PROBLEM STATEMENT: Give back exactly the lines from the one holding "Extract all readable text from this page." to the bottom of the material, both included, and nothing more. No pictures.

TASK MATERIAL:
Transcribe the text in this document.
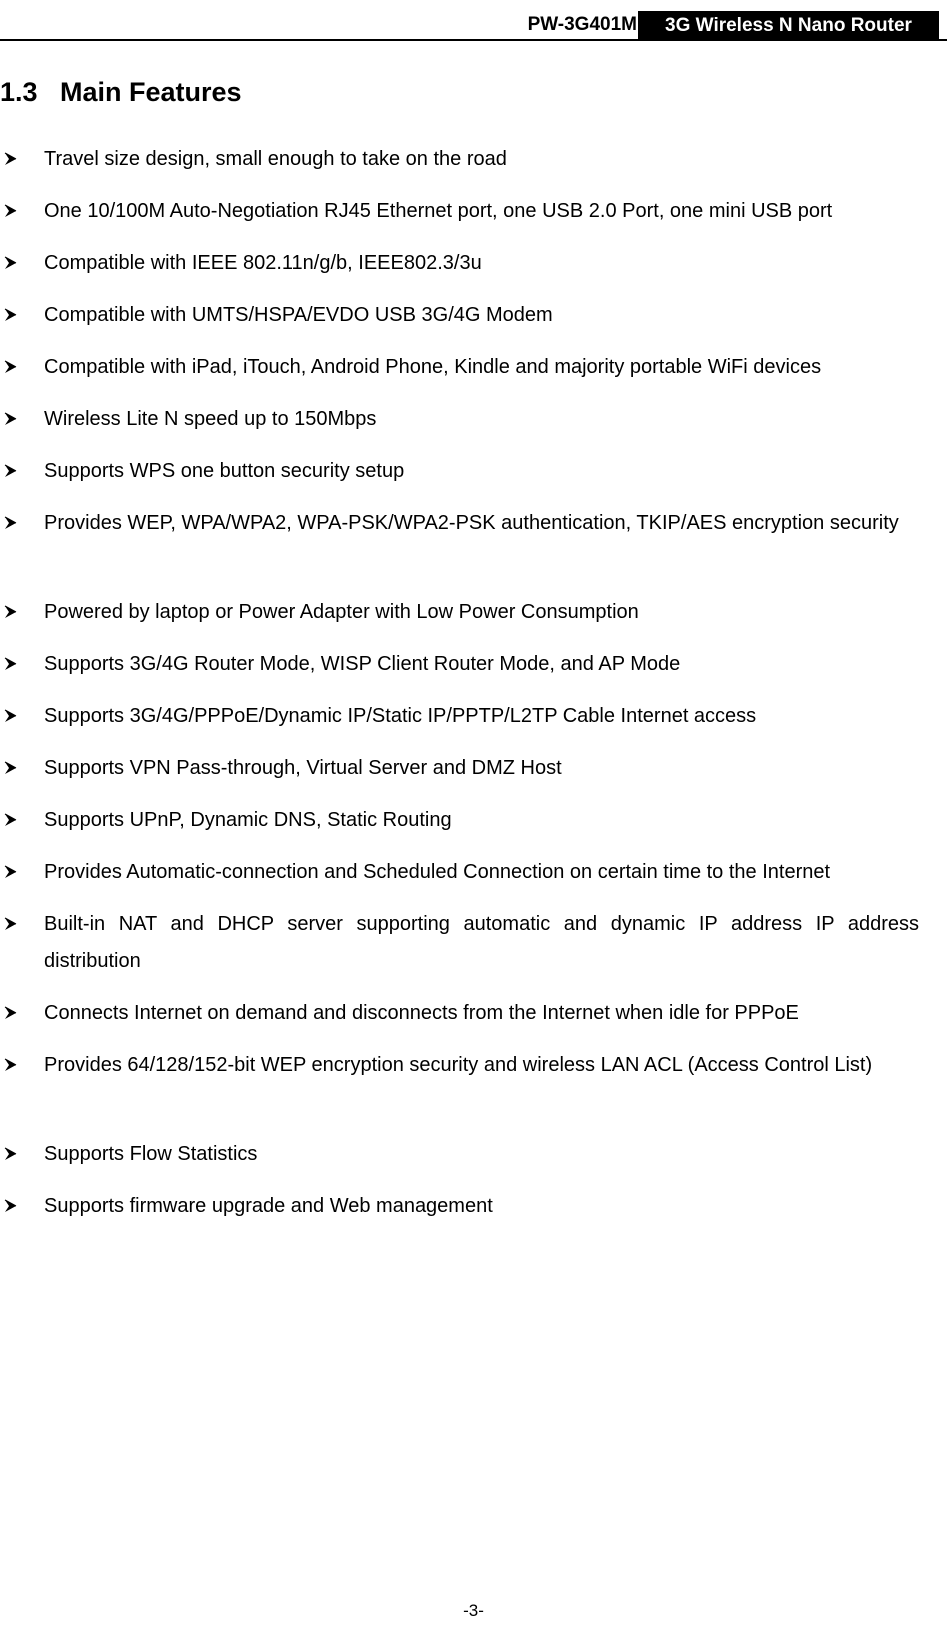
PW-3G401M	3G Wireless N Nano Router
1.3 Main Features
Travel size design, small enough to take on the road
One 10/100M Auto-Negotiation RJ45 Ethernet port, one USB 2.0 Port, one mini USB port
Compatible with IEEE 802.11n/g/b, IEEE802.3/3u
Compatible with UMTS/HSPA/EVDO USB 3G/4G Modem
Compatible with iPad, iTouch, Android Phone, Kindle and majority portable WiFi devices
Wireless Lite N speed up to 150Mbps
Supports WPS one button security setup
Provides WEP, WPA/WPA2, WPA-PSK/WPA2-PSK authentication, TKIP/AES encryption security
Powered by laptop or Power Adapter with Low Power Consumption
Supports 3G/4G Router Mode, WISP Client Router Mode, and AP Mode
Supports 3G/4G/PPPoE/Dynamic IP/Static IP/PPTP/L2TP Cable Internet access
Supports VPN Pass-through, Virtual Server and DMZ Host
Supports UPnP, Dynamic DNS, Static Routing
Provides Automatic-connection and Scheduled Connection on certain time to the Internet
Built-in NAT and DHCP server supporting automatic and dynamic IP address IP address distribution
Connects Internet on demand and disconnects from the Internet when idle for PPPoE
Provides 64/128/152-bit WEP encryption security and wireless LAN ACL (Access Control List)
Supports Flow Statistics
Supports firmware upgrade and Web management
-3-
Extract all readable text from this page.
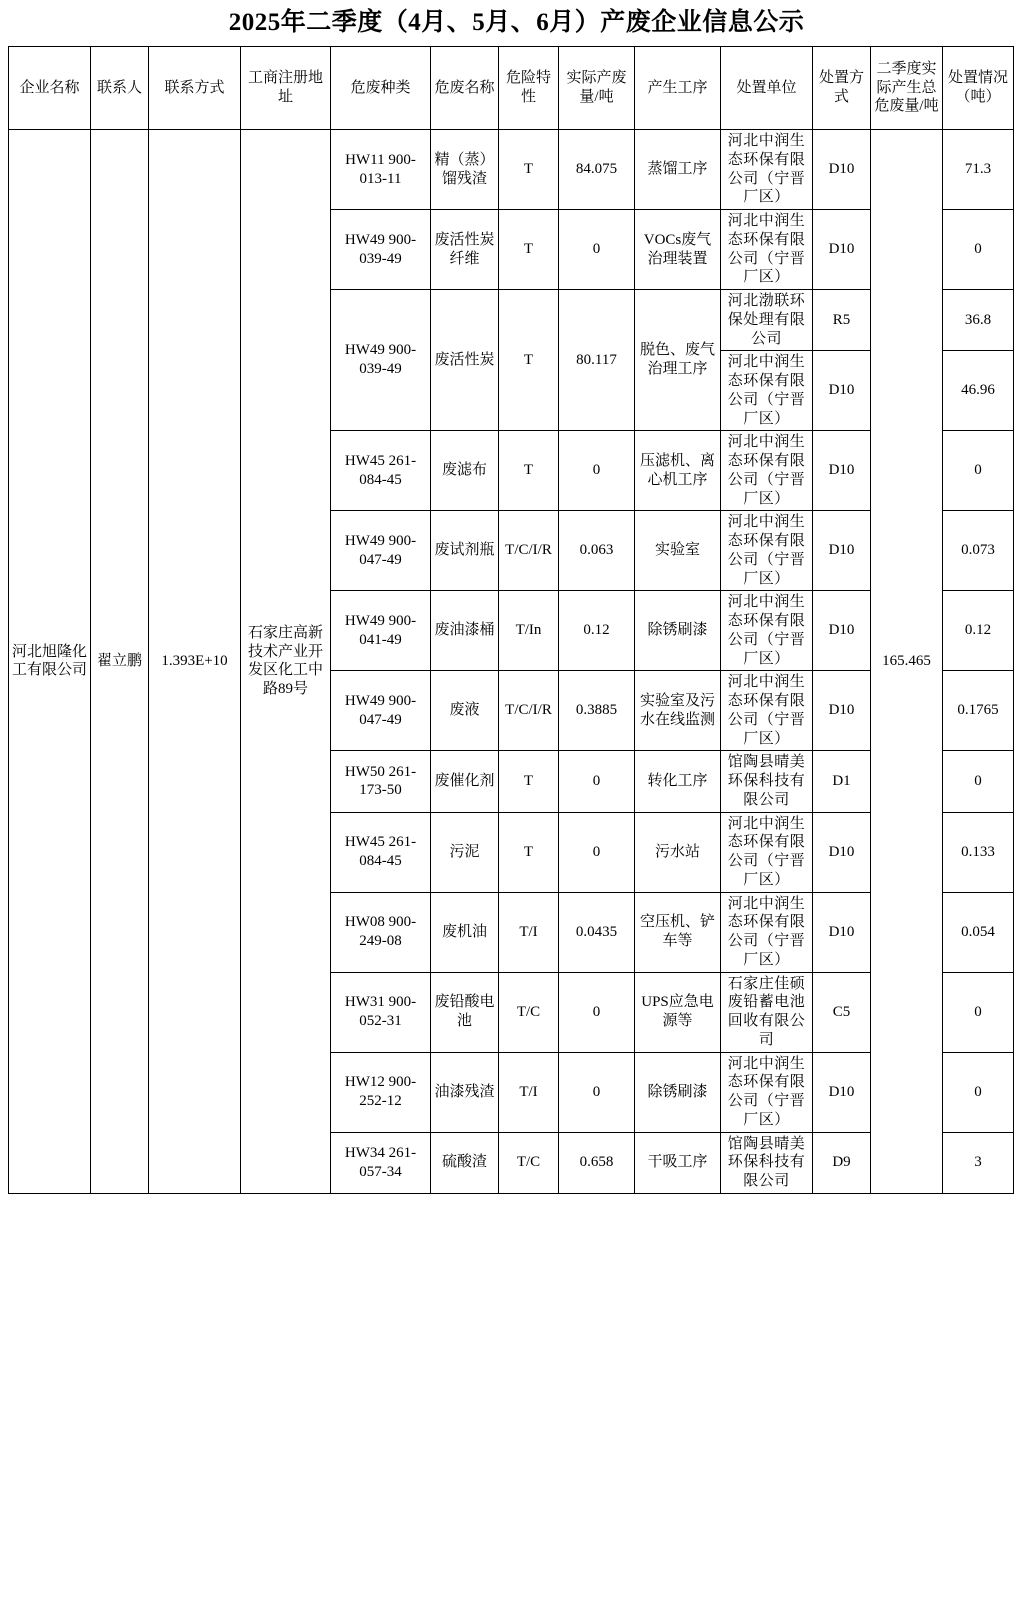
2025年二季度（4月、5月、6月）产废企业信息公示
企业名称	联系人	联系方式	工商注册地址	危废种类	危废名称	危险特性	实际产废量/吨	产生工序	处置单位	处置方式	二季度实际产生总危废量/吨	处置情况（吨）
河北旭隆化工有限公司	翟立鹏	1.393E+10	石家庄高新技术产业开发区化工中路89号	HW11 900-013-11	精（蒸）馏残渣	T	84.075	蒸馏工序	河北中润生态环保有限公司（宁晋厂区）	D10	165.465	71.3
				HW49 900-039-49	废活性炭纤维	T	0	VOCs废气治理装置	河北中润生态环保有限公司（宁晋厂区）	D10		0
				HW49 900-039-49	废活性炭	T	80.117	脱色、废气治理工序	河北渤联环保处理有限公司	R5		36.8
									河北中润生态环保有限公司（宁晋厂区）	D10		46.96
				HW45 261-084-45	废滤布	T	0	压滤机、离心机工序	河北中润生态环保有限公司（宁晋厂区）	D10		0
				HW49 900-047-49	废试剂瓶	T/C/I/R	0.063	实验室	河北中润生态环保有限公司（宁晋厂区）	D10		0.073
				HW49 900-041-49	废油漆桶	T/In	0.12	除锈刷漆	河北中润生态环保有限公司（宁晋厂区）	D10		0.12
				HW49 900-047-49	废液	T/C/I/R	0.3885	实验室及污水在线监测	河北中润生态环保有限公司（宁晋厂区）	D10		0.1765
				HW50 261-173-50	废催化剂	T	0	转化工序	馆陶县晴美环保科技有限公司	D1		0
				HW45 261-084-45	污泥	T	0	污水站	河北中润生态环保有限公司（宁晋厂区）	D10		0.133
				HW08 900-249-08	废机油	T/I	0.0435	空压机、铲车等	河北中润生态环保有限公司（宁晋厂区）	D10		0.054
				HW31 900-052-31	废铅酸电池	T/C	0	UPS应急电源等	石家庄佳硕废铅蓄电池回收有限公司	C5		0
				HW12 900-252-12	油漆残渣	T/I	0	除锈刷漆	河北中润生态环保有限公司（宁晋厂区）	D10		0
				HW34 261-057-34	硫酸渣	T/C	0.658	干吸工序	馆陶县晴美环保科技有限公司	D9		3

SOLUTION TO THE PROBLEM:
Extract all readable text from this page.
2025年二季度（4月、5月、6月）产废企业信息公示
企业名称	联系人	联系方式	工商注册地址	危废种类	危废名称	危险特性	实际产废量/吨	产生工序	处置单位	处置方式	二季度实际产生总危废量/吨	处置情况（吨）
河北旭隆化工有限公司	翟立鹏	1.393E+10	石家庄高新技术产业开发区化工中路89号	HW11 900-013-11	精（蒸）馏残渣	T	84.075	蒸馏工序	河北中润生态环保有限公司（宁晋厂区）	D10	165.465	71.3
				HW49 900-039-49	废活性炭纤维	T	0	VOCs废气治理装置	河北中润生态环保有限公司（宁晋厂区）	D10		0
				HW49 900-039-49	废活性炭	T	80.117	脱色、废气治理工序	河北渤联环保处理有限公司	R5		36.8
									河北中润生态环保有限公司（宁晋厂区）	D10		46.96
				HW45 261-084-45	废滤布	T	0	压滤机、离心机工序	河北中润生态环保有限公司（宁晋厂区）	D10		0
				HW49 900-047-49	废试剂瓶	T/C/I/R	0.063	实验室	河北中润生态环保有限公司（宁晋厂区）	D10		0.073
				HW49 900-041-49	废油漆桶	T/In	0.12	除锈刷漆	河北中润生态环保有限公司（宁晋厂区）	D10		0.12
				HW49 900-047-49	废液	T/C/I/R	0.3885	实验室及污水在线监测	河北中润生态环保有限公司（宁晋厂区）	D10		0.1765
				HW50 261-173-50	废催化剂	T	0	转化工序	馆陶县晴美环保科技有限公司	D1		0
				HW45 261-084-45	污泥	T	0	污水站	河北中润生态环保有限公司（宁晋厂区）	D10		0.133
				HW08 900-249-08	废机油	T/I	0.0435	空压机、铲车等	河北中润生态环保有限公司（宁晋厂区）	D10		0.054
				HW31 900-052-31	废铅酸电池	T/C	0	UPS应急电源等	石家庄佳硕废铅蓄电池回收有限公司	C5		0
				HW12 900-252-12	油漆残渣	T/I	0	除锈刷漆	河北中润生态环保有限公司（宁晋厂区）	D10		0
				HW34 261-057-34	硫酸渣	T/C	0.658	干吸工序	馆陶县晴美环保科技有限公司	D9		3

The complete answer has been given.